To be done
Repeat, character for character, everything in the records from the line containing "avatar-illustration: [36, 769, 168, 903]" down to the line containing "avatar-illustration: [231, 437, 332, 555]", both included.

Provided records

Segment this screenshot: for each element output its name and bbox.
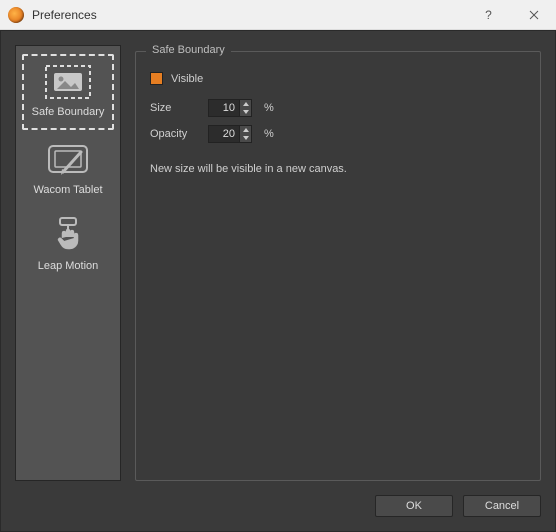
panel-title: Safe Boundary (146, 44, 231, 56)
dialog-body: Safe Boundary Wacom Tablet (0, 30, 556, 532)
size-row: Size % (150, 99, 526, 117)
opacity-label: Opacity (150, 128, 200, 140)
safe-boundary-icon (44, 64, 92, 100)
size-unit: % (264, 102, 274, 114)
chevron-up-icon (243, 102, 249, 106)
sidebar: Safe Boundary Wacom Tablet (15, 45, 121, 481)
opacity-spinner[interactable] (208, 125, 252, 143)
app-icon (8, 7, 24, 23)
help-icon: ? (485, 8, 492, 22)
opacity-input[interactable] (209, 126, 239, 142)
cancel-button[interactable]: Cancel (463, 495, 541, 517)
window-title: Preferences (32, 8, 466, 22)
size-step-down[interactable] (240, 108, 251, 116)
footer: OK Cancel (1, 487, 555, 531)
sidebar-item-leap-motion[interactable]: Leap Motion (22, 210, 114, 282)
opacity-step-down[interactable] (240, 134, 251, 142)
leap-icon (44, 218, 92, 254)
visible-label: Visible (171, 73, 203, 85)
tablet-icon (44, 142, 92, 178)
help-button[interactable]: ? (466, 0, 511, 30)
visible-checkbox[interactable] (150, 72, 163, 85)
sidebar-item-label: Safe Boundary (32, 106, 105, 118)
visible-row: Visible (150, 72, 526, 85)
opacity-row: Opacity % (150, 125, 526, 143)
sidebar-item-safe-boundary[interactable]: Safe Boundary (22, 54, 114, 130)
main-row: Safe Boundary Wacom Tablet (1, 31, 555, 487)
chevron-down-icon (243, 110, 249, 114)
opacity-unit: % (264, 128, 274, 140)
sidebar-item-label: Leap Motion (38, 260, 99, 272)
size-step-up[interactable] (240, 100, 251, 108)
size-input[interactable] (209, 100, 239, 116)
note-text: New size will be visible in a new canvas… (150, 163, 526, 175)
sidebar-item-label: Wacom Tablet (33, 184, 102, 196)
sidebar-item-wacom-tablet[interactable]: Wacom Tablet (22, 134, 114, 206)
size-spinner[interactable] (208, 99, 252, 117)
opacity-step-up[interactable] (240, 126, 251, 134)
close-icon (529, 10, 539, 20)
settings-panel: Safe Boundary Visible Size (135, 51, 541, 481)
ok-button[interactable]: OK (375, 495, 453, 517)
chevron-up-icon (243, 128, 249, 132)
titlebar: Preferences ? (0, 0, 556, 30)
size-label: Size (150, 102, 200, 114)
chevron-down-icon (243, 136, 249, 140)
close-button[interactable] (511, 0, 556, 30)
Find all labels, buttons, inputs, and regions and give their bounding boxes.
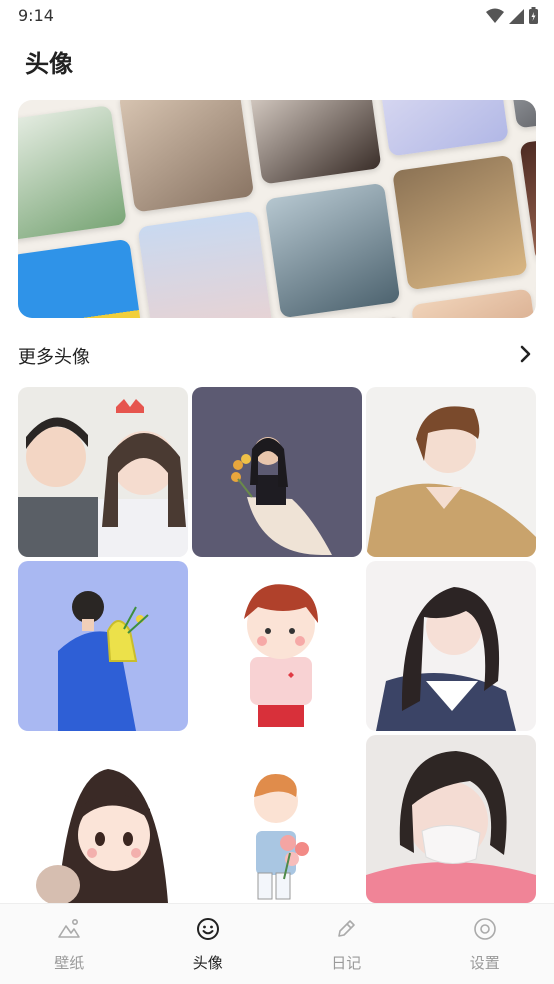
avatar-illustration: [36, 769, 168, 903]
avatar-illustration: [366, 751, 536, 903]
battery-icon: [529, 7, 538, 24]
banner-photo: [118, 100, 255, 213]
nav-item-diary[interactable]: 日记: [277, 904, 416, 984]
banner-photo: [264, 182, 401, 318]
smiley-icon: [196, 918, 219, 940]
nav-label-settings: 设置: [469, 954, 500, 972]
banner-photo: [18, 238, 146, 318]
settings-icon: [473, 918, 496, 940]
avatar-thumbnail[interactable]: [366, 561, 536, 731]
banner-photo: [18, 105, 127, 241]
avatar-illustration: [376, 587, 516, 731]
avatar-thumbnail[interactable]: [366, 387, 536, 557]
banner-photo: [410, 288, 536, 318]
avatar-illustration: [231, 437, 332, 555]
avatar-grid: [18, 387, 536, 903]
avatar-thumbnail[interactable]: [366, 735, 536, 903]
avatar-illustration: [18, 399, 188, 557]
chevron-right-icon[interactable]: [518, 344, 534, 364]
nav-item-avatar[interactable]: 头像: [139, 904, 278, 984]
featured-banner[interactable]: [18, 100, 536, 318]
nav-label-diary: 日记: [331, 954, 362, 972]
nav-label-avatar: 头像: [192, 954, 223, 972]
avatar-thumbnail[interactable]: [192, 387, 362, 557]
banner-photo: [392, 154, 528, 291]
section-title: 更多头像: [18, 347, 90, 368]
avatar-thumbnail[interactable]: [18, 735, 188, 903]
status-icons: [486, 7, 538, 24]
wallpaper-icon: [58, 918, 81, 938]
page-title: 头像: [25, 50, 73, 78]
nav-label-wallpaper: 壁纸: [54, 954, 85, 972]
pencil-icon: [338, 920, 356, 937]
banner-photo: [283, 316, 420, 318]
banner-collage: [18, 100, 536, 318]
nav-item-settings[interactable]: 设置: [416, 904, 554, 984]
avatar-thumbnail[interactable]: [192, 561, 362, 731]
avatar-thumbnail[interactable]: [192, 735, 362, 903]
wifi-icon: [486, 8, 504, 23]
banner-photo: [137, 210, 274, 318]
signal-icon: [509, 8, 524, 24]
nav-item-wallpaper[interactable]: 壁纸: [0, 904, 139, 984]
more-avatars-header[interactable]: 更多头像: [18, 340, 536, 370]
status-time: 9:14: [18, 6, 54, 25]
avatar-illustration: [366, 406, 536, 557]
avatar-thumbnail[interactable]: [18, 387, 188, 557]
bottom-navigation: 壁纸 头像 日记 设置: [0, 903, 554, 984]
avatar-illustration: [58, 591, 149, 731]
avatar-screen: 9:14 头像 更多头像 壁纸 头像 日记 设置: [0, 0, 554, 984]
avatar-thumbnail[interactable]: [18, 561, 188, 731]
avatar-illustration: [254, 773, 309, 900]
banner-photo: [246, 100, 382, 185]
avatar-illustration: [244, 584, 318, 727]
status-bar: 9:14: [0, 0, 554, 32]
banner-photo: [373, 100, 509, 157]
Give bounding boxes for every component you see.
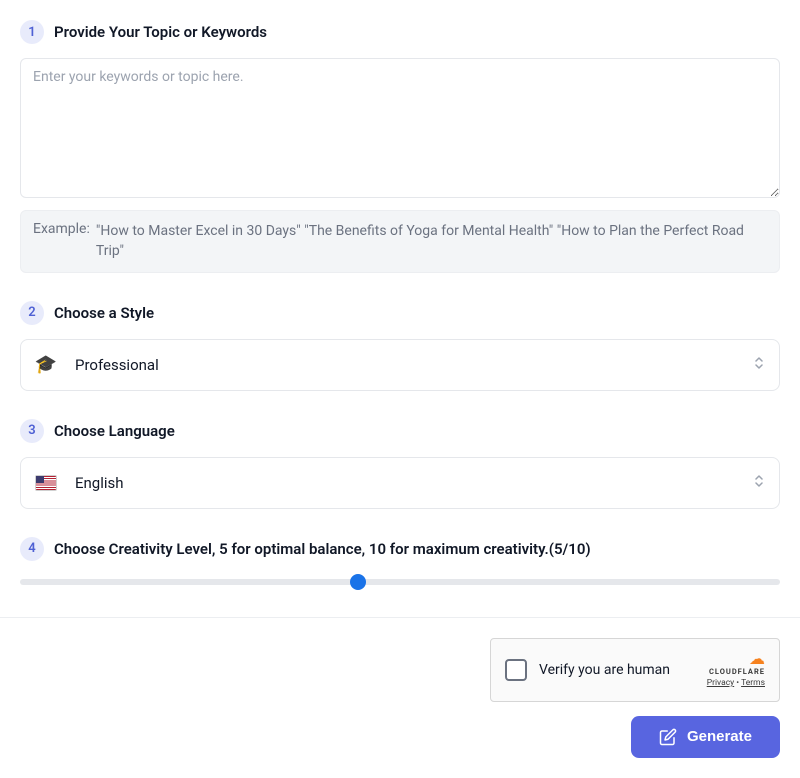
captcha-row: Verify you are human ☁ CLOUDFLARE Privac… (20, 638, 780, 702)
section-header: 4 Choose Creativity Level, 5 for optimal… (20, 537, 780, 561)
captcha-links: Privacy • Terms (707, 678, 765, 688)
cloud-icon: ☁ (749, 651, 765, 667)
step-badge-4: 4 (20, 537, 44, 561)
generate-label: Generate (687, 728, 752, 745)
generate-button[interactable]: Generate (631, 716, 780, 758)
style-selected-label: Professional (75, 356, 159, 374)
terms-link[interactable]: Terms (741, 678, 765, 688)
example-label: Example: (33, 221, 90, 237)
captcha-text: Verify you are human (539, 662, 695, 678)
step-badge-1: 1 (20, 20, 44, 44)
section-topic: 1 Provide Your Topic or Keywords Example… (20, 20, 780, 273)
cloudflare-captcha: Verify you are human ☁ CLOUDFLARE Privac… (490, 638, 780, 702)
language-select[interactable]: English (20, 457, 780, 509)
slider-track (20, 579, 780, 585)
topic-input[interactable] (20, 58, 780, 198)
divider (0, 617, 800, 618)
captcha-brand: ☁ CLOUDFLARE Privacy • Terms (707, 651, 765, 688)
section-style: 2 Choose a Style 🎓 Professional (20, 301, 780, 391)
section-header: 3 Choose Language (20, 419, 780, 443)
chevron-updown-icon (753, 355, 765, 375)
chevron-updown-icon (753, 473, 765, 493)
section-language: 3 Choose Language English (20, 419, 780, 509)
section-creativity: 4 Choose Creativity Level, 5 for optimal… (20, 537, 780, 589)
us-flag-icon (35, 472, 57, 494)
step-3-title: Choose Language (54, 422, 175, 440)
step-badge-2: 2 (20, 301, 44, 325)
privacy-link[interactable]: Privacy (707, 678, 734, 688)
cloudflare-logo: ☁ CLOUDFLARE (709, 651, 765, 676)
section-header: 2 Choose a Style (20, 301, 780, 325)
graduation-cap-icon: 🎓 (35, 354, 57, 376)
cloudflare-wordmark: CLOUDFLARE (709, 667, 765, 676)
language-selected-label: English (75, 474, 124, 492)
section-header: 1 Provide Your Topic or Keywords (20, 20, 780, 44)
example-row: Example: "How to Master Excel in 30 Days… (20, 210, 780, 273)
example-text: "How to Master Excel in 30 Days" "The Be… (96, 221, 767, 262)
slider-thumb[interactable] (350, 574, 366, 590)
step-badge-3: 3 (20, 419, 44, 443)
captcha-checkbox[interactable] (505, 659, 527, 681)
step-1-title: Provide Your Topic or Keywords (54, 23, 267, 41)
generate-row: Generate (20, 702, 780, 758)
creativity-slider[interactable] (20, 575, 780, 589)
edit-icon (659, 728, 677, 746)
step-4-title: Choose Creativity Level, 5 for optimal b… (54, 540, 591, 558)
step-2-title: Choose a Style (54, 304, 154, 322)
style-select[interactable]: 🎓 Professional (20, 339, 780, 391)
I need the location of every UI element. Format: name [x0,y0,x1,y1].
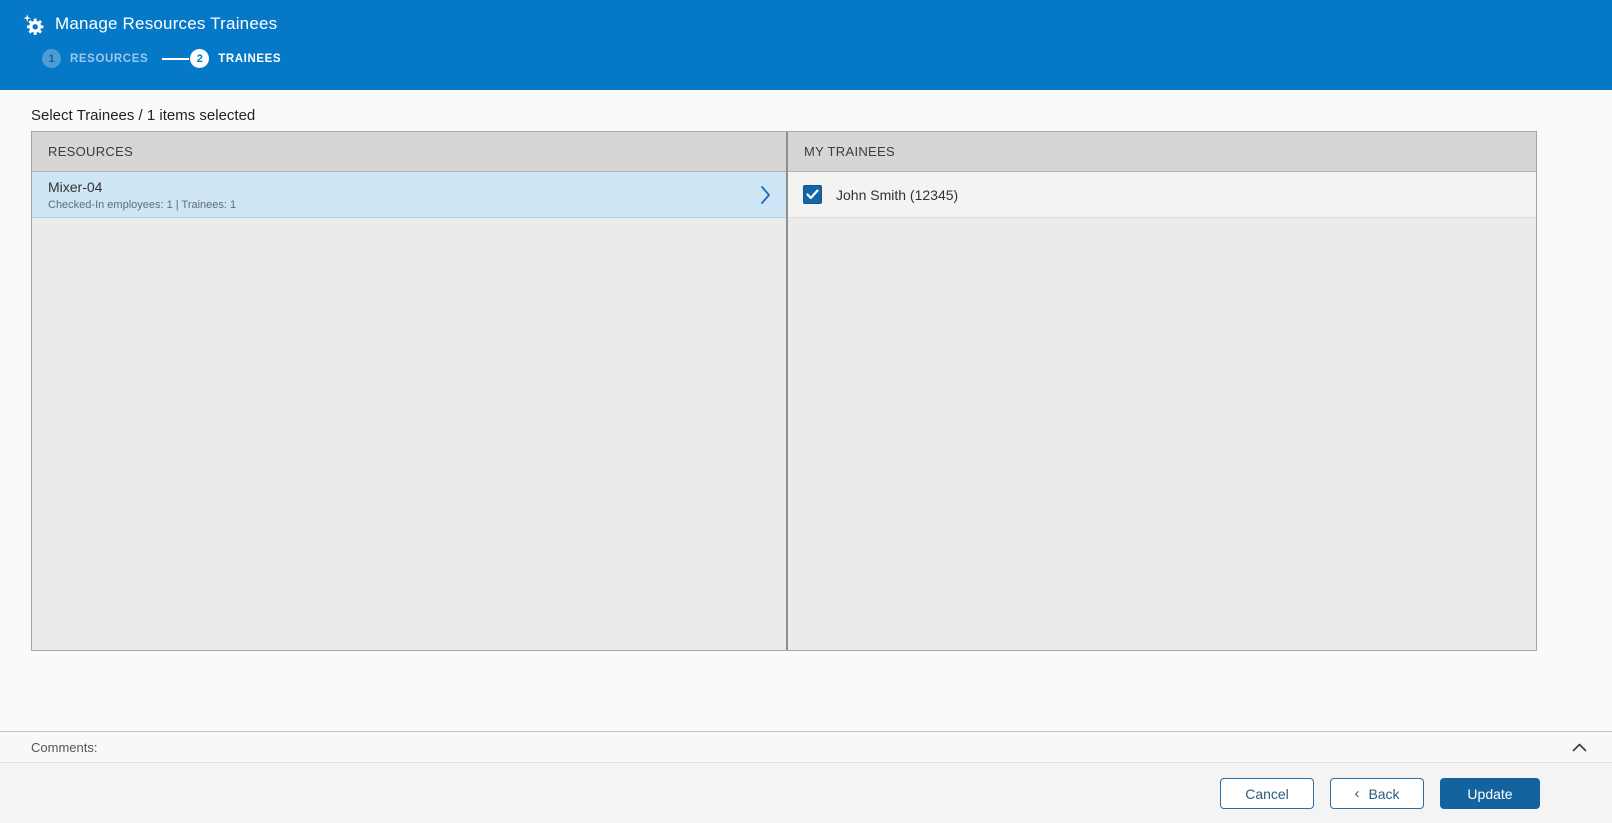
step-trainees[interactable]: 2 TRAINEES [190,49,281,68]
comments-bar: Comments: [0,731,1612,763]
wizard-header: Manage Resources Trainees 1 RESOURCES 2 … [0,0,1612,90]
resource-subtitle: Checked-In employees: 1 | Trainees: 1 [48,199,237,212]
step-2-label: TRAINEES [218,52,282,65]
step-1-label: RESOURCES [70,52,149,65]
back-button-label: Back [1368,785,1400,802]
manage-gear-icon [21,12,45,36]
manage-resources-trainees-dialog: Manage Resources Trainees 1 RESOURCES 2 … [0,0,1612,823]
my-trainees-list[interactable]: John Smith (12345) [788,172,1536,650]
update-button[interactable]: Update [1440,778,1540,809]
trainee-row-john-smith[interactable]: John Smith (12345) [788,172,1536,218]
step-resources[interactable]: 1 RESOURCES [42,49,148,68]
resource-title: Mixer-04 [48,178,103,195]
step-connector [162,57,190,60]
header-title-row: Manage Resources Trainees [0,0,1612,36]
back-button[interactable]: ‹ Back [1330,778,1424,809]
wizard-steps: 1 RESOURCES 2 TRAINEES [42,49,1612,68]
comments-label: Comments: [31,739,98,755]
chevron-left-icon: ‹ [1354,785,1360,802]
resource-row-mixer-04[interactable]: Mixer-04 Checked-In employees: 1 | Train… [32,172,786,218]
my-trainees-panel-header: MY TRAINEES [788,132,1536,172]
resource-text: Mixer-04 Checked-In employees: 1 | Train… [48,178,760,212]
cancel-button[interactable]: Cancel [1220,778,1314,809]
chevron-right-icon[interactable] [760,185,771,205]
resources-panel-header: RESOURCES [32,132,786,172]
resources-panel: RESOURCES Mixer-04 Checked-In employees:… [32,132,788,650]
trainee-label: John Smith (12345) [836,186,959,203]
step-1-circle: 1 [42,49,61,68]
resources-list[interactable]: Mixer-04 Checked-In employees: 1 | Train… [32,172,786,650]
footer-actions: Cancel ‹ Back Update [0,764,1612,823]
my-trainees-panel: MY TRAINEES John Smith (12345) [788,132,1536,650]
chevron-up-icon[interactable] [1569,740,1590,755]
dialog-title: Manage Resources Trainees [55,14,278,33]
step-2-circle: 2 [190,49,210,68]
trainee-checkbox[interactable] [803,185,822,204]
selection-summary: Select Trainees / 1 items selected [31,107,256,124]
selection-panels: RESOURCES Mixer-04 Checked-In employees:… [31,131,1537,651]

Written reply
avatar-illustration: [36, 769, 168, 903]
avatar-illustration: [366, 751, 536, 903]
battery-icon: [529, 7, 538, 24]
banner-photo: [118, 100, 255, 213]
nav-item-diary[interactable]: 日记: [277, 904, 416, 984]
banner-photo: [264, 182, 401, 318]
smiley-icon: [196, 918, 219, 940]
nav-label-settings: 设置: [469, 954, 500, 972]
banner-photo: [18, 238, 146, 318]
settings-icon: [473, 918, 496, 940]
avatar-thumbnail[interactable]: [366, 561, 536, 731]
banner-photo: [18, 105, 127, 241]
avatar-illustration: [376, 587, 516, 731]
avatar-thumbnail[interactable]: [366, 387, 536, 557]
banner-photo: [410, 288, 536, 318]
avatar-illustration: [231, 437, 332, 555]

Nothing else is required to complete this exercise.